Box annotation data:
※ ※ ※
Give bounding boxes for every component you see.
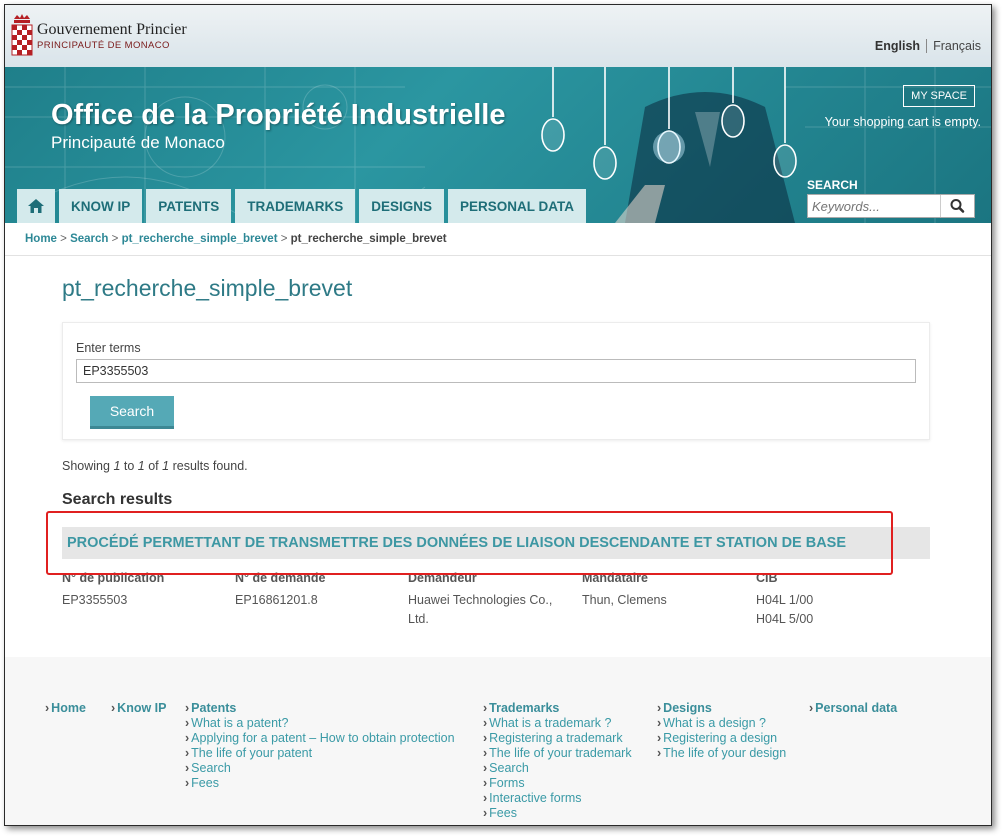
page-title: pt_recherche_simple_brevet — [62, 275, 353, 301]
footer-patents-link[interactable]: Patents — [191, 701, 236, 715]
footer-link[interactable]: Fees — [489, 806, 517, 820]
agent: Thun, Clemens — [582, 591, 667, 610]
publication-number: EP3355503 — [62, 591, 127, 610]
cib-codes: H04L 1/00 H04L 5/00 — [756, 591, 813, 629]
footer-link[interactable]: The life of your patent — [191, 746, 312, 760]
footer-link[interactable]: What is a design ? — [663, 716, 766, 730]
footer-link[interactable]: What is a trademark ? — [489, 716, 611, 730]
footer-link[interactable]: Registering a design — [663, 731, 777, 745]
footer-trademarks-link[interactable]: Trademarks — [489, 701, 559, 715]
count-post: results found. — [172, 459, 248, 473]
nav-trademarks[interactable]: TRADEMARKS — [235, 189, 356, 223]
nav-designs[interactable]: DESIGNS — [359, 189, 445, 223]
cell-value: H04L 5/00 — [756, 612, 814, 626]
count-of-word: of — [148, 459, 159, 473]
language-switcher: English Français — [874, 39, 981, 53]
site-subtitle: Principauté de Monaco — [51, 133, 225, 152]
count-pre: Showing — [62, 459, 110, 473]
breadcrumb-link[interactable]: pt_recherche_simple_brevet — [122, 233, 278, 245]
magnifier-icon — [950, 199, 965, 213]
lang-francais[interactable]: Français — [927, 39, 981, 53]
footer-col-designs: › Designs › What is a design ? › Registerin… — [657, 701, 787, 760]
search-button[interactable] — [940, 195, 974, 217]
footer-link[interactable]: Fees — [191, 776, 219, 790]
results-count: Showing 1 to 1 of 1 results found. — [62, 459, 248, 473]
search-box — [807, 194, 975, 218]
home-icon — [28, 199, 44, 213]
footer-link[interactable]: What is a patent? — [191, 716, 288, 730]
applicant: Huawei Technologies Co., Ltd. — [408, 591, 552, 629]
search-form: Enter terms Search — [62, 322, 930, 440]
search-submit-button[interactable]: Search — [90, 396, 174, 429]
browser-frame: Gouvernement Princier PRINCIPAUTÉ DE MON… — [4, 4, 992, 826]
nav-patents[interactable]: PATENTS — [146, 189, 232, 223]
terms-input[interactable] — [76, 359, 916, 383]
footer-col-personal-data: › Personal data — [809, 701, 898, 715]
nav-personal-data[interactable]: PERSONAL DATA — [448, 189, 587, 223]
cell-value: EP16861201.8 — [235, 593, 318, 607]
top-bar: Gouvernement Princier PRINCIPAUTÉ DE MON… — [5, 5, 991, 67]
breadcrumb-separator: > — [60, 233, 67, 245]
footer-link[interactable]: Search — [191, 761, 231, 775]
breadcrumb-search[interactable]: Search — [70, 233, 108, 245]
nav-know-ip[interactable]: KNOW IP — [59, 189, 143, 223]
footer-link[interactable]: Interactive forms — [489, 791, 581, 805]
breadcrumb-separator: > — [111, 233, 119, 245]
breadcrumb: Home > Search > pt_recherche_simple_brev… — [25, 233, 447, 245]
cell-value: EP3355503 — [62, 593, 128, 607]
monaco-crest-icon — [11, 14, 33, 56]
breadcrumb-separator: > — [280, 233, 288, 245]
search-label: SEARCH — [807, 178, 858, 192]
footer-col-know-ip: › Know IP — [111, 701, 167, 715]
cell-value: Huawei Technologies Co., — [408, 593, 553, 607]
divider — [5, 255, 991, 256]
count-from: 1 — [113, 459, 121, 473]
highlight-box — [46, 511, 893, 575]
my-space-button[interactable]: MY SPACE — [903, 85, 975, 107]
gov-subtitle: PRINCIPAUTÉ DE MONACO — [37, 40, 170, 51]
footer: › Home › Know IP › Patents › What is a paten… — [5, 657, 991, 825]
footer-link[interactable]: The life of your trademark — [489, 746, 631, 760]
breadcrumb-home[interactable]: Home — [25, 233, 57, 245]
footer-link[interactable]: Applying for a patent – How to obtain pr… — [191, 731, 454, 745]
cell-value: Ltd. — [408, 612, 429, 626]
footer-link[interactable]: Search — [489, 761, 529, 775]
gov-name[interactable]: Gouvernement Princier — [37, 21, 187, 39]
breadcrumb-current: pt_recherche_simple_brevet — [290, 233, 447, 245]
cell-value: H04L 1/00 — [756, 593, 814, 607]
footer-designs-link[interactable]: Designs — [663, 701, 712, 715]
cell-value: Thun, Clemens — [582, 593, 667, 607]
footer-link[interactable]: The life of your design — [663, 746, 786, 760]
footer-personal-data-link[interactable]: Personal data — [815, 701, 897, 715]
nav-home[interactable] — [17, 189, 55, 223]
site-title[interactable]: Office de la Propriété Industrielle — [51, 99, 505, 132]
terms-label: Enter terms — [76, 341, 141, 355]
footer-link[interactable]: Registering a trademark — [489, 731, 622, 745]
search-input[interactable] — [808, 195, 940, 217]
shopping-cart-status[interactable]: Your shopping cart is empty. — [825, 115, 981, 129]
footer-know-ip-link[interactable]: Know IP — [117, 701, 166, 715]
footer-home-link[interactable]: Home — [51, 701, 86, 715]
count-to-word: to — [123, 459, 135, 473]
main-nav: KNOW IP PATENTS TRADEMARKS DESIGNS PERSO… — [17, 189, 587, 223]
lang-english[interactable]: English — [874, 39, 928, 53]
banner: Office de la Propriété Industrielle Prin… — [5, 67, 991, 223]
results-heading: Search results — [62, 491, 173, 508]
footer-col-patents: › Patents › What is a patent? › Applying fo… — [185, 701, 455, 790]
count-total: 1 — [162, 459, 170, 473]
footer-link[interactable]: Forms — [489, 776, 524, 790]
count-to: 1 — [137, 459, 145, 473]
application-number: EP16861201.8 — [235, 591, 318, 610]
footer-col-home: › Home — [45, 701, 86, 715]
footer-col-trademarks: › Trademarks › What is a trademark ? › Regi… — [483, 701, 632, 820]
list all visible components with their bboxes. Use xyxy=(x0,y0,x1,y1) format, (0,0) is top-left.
※ ※ ※
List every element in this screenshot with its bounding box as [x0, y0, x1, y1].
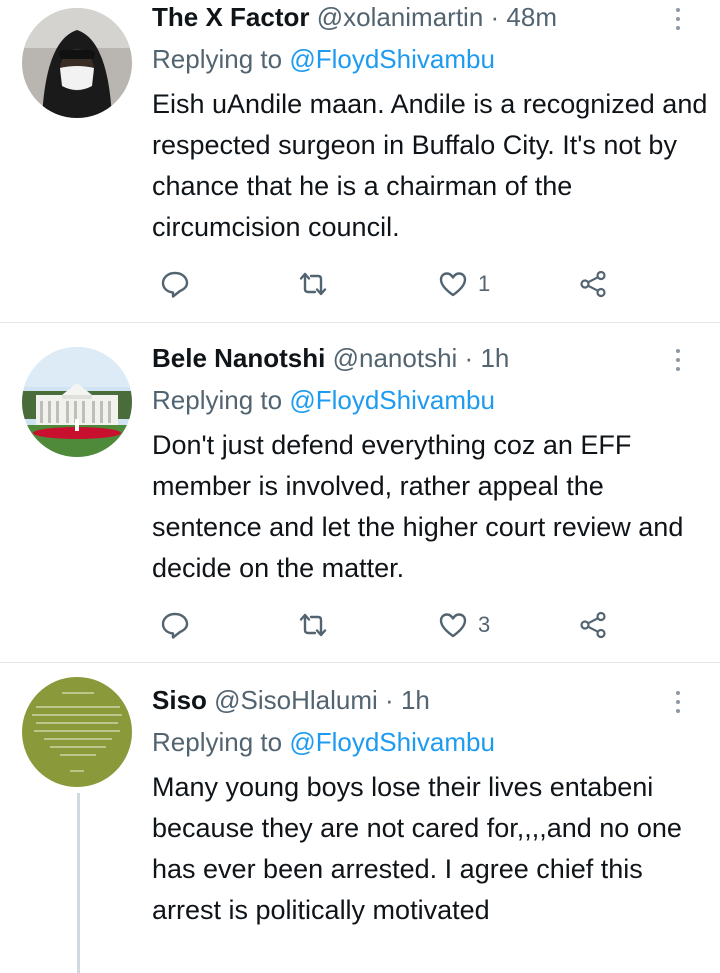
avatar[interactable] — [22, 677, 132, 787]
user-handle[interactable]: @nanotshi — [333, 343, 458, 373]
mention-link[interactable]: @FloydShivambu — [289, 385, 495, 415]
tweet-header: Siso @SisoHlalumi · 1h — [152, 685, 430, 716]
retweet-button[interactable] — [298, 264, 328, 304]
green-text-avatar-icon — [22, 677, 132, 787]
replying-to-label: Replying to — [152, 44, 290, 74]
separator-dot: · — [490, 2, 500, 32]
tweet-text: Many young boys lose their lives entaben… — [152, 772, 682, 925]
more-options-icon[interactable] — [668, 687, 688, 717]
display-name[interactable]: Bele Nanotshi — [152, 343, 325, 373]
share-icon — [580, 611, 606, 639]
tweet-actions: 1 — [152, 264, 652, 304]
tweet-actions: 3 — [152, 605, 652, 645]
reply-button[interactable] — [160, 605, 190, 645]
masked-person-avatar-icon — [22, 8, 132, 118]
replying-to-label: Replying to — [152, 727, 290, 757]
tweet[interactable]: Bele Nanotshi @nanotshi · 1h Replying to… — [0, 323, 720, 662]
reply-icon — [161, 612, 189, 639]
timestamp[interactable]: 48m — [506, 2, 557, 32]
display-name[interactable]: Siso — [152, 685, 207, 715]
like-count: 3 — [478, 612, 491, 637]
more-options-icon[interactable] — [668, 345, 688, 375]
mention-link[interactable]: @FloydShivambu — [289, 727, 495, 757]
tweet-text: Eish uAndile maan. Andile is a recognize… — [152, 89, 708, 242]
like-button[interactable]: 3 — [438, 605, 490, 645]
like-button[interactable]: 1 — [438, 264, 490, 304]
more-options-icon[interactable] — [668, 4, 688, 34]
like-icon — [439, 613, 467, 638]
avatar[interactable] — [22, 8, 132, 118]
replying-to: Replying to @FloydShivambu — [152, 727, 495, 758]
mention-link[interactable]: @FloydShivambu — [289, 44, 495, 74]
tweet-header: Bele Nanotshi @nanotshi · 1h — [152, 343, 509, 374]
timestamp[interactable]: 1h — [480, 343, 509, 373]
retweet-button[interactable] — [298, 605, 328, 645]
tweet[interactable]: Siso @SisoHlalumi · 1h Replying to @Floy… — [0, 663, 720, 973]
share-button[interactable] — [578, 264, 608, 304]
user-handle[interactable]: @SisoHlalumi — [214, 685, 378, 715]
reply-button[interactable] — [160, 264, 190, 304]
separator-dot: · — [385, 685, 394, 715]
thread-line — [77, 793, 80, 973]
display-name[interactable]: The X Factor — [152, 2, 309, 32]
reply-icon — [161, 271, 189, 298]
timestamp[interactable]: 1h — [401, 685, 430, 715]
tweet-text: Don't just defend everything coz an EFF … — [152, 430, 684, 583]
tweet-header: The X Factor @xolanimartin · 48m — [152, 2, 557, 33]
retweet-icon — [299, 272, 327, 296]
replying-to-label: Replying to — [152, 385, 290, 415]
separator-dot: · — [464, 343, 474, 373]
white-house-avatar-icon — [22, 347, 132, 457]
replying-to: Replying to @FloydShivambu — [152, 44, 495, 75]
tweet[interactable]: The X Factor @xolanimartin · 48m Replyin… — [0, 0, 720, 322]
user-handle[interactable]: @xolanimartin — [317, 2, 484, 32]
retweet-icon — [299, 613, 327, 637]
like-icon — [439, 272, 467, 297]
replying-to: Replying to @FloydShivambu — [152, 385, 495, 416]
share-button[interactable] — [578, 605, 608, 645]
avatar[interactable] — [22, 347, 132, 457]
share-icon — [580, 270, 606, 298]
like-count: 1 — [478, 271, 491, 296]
※ ※ ※
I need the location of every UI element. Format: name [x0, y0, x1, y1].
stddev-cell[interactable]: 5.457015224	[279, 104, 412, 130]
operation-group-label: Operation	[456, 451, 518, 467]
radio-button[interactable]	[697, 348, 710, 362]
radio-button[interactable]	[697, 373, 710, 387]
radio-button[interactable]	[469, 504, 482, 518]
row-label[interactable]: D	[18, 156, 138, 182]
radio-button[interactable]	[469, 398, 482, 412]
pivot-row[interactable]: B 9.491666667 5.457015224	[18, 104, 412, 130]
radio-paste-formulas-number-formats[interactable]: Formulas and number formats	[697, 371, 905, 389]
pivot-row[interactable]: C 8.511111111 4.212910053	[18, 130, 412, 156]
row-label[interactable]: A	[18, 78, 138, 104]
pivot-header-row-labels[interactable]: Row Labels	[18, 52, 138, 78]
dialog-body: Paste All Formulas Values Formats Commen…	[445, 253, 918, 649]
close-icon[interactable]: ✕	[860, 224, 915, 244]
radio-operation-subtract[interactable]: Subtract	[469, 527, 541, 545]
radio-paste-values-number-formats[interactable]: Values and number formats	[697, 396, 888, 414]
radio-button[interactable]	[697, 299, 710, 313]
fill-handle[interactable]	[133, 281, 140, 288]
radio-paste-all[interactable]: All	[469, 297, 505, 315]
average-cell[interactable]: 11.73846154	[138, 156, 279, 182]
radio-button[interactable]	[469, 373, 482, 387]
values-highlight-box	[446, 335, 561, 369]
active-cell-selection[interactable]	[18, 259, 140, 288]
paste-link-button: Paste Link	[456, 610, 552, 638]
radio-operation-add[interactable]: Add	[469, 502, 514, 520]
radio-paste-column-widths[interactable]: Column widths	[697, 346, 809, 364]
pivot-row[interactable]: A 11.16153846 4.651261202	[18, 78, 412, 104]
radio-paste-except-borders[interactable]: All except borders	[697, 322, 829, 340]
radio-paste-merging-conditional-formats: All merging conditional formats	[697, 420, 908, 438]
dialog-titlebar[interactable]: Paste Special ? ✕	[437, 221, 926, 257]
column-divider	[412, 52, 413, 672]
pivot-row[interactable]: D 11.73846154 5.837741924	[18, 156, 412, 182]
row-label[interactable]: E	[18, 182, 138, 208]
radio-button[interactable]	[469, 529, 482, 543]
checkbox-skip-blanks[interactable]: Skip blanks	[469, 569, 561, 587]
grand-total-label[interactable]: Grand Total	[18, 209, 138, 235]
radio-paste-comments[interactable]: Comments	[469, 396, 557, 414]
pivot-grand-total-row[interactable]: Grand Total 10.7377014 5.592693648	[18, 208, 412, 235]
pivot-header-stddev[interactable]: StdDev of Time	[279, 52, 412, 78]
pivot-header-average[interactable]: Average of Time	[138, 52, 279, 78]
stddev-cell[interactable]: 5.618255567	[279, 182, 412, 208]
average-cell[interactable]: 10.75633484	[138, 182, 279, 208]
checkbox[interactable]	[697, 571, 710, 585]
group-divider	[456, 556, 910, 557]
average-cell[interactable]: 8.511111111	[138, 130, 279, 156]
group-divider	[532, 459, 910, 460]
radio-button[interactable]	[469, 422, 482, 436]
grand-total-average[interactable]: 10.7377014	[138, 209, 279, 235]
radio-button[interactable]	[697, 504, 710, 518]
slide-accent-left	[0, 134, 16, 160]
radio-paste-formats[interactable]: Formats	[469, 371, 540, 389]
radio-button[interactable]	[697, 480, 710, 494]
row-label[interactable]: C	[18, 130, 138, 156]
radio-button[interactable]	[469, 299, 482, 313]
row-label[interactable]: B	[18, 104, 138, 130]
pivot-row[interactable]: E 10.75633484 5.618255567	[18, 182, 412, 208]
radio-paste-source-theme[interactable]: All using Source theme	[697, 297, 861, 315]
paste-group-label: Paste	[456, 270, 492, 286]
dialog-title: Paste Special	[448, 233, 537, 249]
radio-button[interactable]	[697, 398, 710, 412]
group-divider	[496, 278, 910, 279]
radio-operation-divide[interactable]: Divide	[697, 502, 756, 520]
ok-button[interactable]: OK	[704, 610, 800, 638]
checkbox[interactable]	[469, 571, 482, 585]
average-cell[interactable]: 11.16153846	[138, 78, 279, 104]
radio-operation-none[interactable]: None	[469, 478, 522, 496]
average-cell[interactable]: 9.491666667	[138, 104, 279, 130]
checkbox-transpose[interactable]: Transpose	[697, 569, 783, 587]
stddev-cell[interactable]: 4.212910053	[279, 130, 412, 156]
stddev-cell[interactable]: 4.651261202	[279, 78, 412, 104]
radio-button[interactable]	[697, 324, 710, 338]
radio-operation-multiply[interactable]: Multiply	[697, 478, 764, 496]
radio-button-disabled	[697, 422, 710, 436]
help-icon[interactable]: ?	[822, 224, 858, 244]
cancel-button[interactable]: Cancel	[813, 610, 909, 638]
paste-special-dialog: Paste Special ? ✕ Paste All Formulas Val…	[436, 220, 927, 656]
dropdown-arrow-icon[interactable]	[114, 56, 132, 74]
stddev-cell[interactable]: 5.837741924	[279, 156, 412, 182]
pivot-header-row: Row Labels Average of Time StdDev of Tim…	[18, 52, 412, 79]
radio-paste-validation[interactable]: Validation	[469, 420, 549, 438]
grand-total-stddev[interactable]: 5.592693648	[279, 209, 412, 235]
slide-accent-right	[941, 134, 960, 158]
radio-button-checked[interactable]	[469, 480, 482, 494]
※ ※ ※
## Set task:
Copy the items verbatim, beginning at the line that contains "avatar[interactable] — [22, 677, 132, 787]" and stopping after the line that contains "tweet-header: Siso @SisoHlalumi".

## Correct response:
avatar[interactable] — [22, 677, 132, 787]
user-handle[interactable]: @nanotshi — [333, 343, 458, 373]
mention-link[interactable]: @FloydShivambu — [289, 385, 495, 415]
tweet-header: Siso @SisoHlalumi · 1h — [152, 685, 430, 716]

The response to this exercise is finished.